■ What to do: Only a number is wanted: how many lines in the listing contain the word "this"?

■ Exercise materials:
---
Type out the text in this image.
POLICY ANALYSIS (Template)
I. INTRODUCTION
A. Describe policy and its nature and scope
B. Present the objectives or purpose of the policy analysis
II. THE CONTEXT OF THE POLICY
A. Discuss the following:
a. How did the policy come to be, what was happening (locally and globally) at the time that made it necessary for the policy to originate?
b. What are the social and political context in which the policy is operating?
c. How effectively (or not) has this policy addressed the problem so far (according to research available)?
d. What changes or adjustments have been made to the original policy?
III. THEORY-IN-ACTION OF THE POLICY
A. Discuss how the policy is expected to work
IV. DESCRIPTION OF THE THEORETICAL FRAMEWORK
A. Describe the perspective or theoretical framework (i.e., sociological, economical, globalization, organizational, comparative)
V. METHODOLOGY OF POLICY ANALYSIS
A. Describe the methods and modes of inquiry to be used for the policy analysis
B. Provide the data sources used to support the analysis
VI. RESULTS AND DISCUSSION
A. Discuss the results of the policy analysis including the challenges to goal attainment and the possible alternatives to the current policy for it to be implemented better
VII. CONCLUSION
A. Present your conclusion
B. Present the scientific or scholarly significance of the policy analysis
---
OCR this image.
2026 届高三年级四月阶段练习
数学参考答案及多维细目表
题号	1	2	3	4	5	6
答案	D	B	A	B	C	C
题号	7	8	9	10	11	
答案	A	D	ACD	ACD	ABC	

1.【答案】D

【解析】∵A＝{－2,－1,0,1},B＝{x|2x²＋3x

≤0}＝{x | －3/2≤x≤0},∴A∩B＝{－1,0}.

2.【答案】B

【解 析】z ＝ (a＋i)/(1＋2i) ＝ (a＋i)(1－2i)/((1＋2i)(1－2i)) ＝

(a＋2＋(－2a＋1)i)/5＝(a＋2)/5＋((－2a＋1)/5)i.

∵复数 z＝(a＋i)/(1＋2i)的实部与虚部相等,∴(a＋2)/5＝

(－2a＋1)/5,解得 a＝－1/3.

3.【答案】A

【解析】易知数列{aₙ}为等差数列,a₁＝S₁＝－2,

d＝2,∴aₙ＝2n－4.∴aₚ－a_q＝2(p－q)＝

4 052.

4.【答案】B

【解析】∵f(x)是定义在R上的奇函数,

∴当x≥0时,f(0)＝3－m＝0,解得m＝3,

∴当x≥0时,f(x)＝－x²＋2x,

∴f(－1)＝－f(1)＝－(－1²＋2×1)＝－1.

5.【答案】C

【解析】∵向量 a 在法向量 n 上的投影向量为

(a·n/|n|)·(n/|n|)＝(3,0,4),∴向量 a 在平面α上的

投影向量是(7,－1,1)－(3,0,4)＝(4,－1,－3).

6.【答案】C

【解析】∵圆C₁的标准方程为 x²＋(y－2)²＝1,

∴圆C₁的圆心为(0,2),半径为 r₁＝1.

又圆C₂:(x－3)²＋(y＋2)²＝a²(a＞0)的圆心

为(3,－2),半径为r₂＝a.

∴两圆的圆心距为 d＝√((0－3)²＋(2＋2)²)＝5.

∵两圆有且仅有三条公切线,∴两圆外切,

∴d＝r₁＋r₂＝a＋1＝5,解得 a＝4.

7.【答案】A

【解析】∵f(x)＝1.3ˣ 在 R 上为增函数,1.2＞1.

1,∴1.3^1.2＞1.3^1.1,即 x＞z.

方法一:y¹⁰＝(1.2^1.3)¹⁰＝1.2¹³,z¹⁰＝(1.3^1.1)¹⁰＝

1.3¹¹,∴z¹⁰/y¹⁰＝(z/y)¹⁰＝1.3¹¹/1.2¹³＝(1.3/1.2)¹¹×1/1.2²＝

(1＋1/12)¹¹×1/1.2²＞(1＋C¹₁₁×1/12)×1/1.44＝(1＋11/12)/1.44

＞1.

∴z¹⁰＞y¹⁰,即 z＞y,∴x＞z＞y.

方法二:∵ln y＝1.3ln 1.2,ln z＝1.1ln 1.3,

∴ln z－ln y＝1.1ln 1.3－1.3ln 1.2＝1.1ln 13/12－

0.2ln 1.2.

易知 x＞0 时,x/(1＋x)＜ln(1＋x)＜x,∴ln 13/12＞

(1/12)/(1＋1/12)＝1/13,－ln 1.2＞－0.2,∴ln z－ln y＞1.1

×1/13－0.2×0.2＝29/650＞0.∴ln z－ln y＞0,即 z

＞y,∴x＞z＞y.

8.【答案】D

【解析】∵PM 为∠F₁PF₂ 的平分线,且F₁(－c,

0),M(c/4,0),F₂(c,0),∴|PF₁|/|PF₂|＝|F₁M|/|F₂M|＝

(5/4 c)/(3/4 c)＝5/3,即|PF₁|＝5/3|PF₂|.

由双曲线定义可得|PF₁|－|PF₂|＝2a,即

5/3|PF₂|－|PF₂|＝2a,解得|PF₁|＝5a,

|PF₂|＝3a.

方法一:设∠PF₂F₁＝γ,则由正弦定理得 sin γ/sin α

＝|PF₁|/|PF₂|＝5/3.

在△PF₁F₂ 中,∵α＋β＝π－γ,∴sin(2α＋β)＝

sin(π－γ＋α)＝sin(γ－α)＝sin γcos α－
---
■ Final result: 3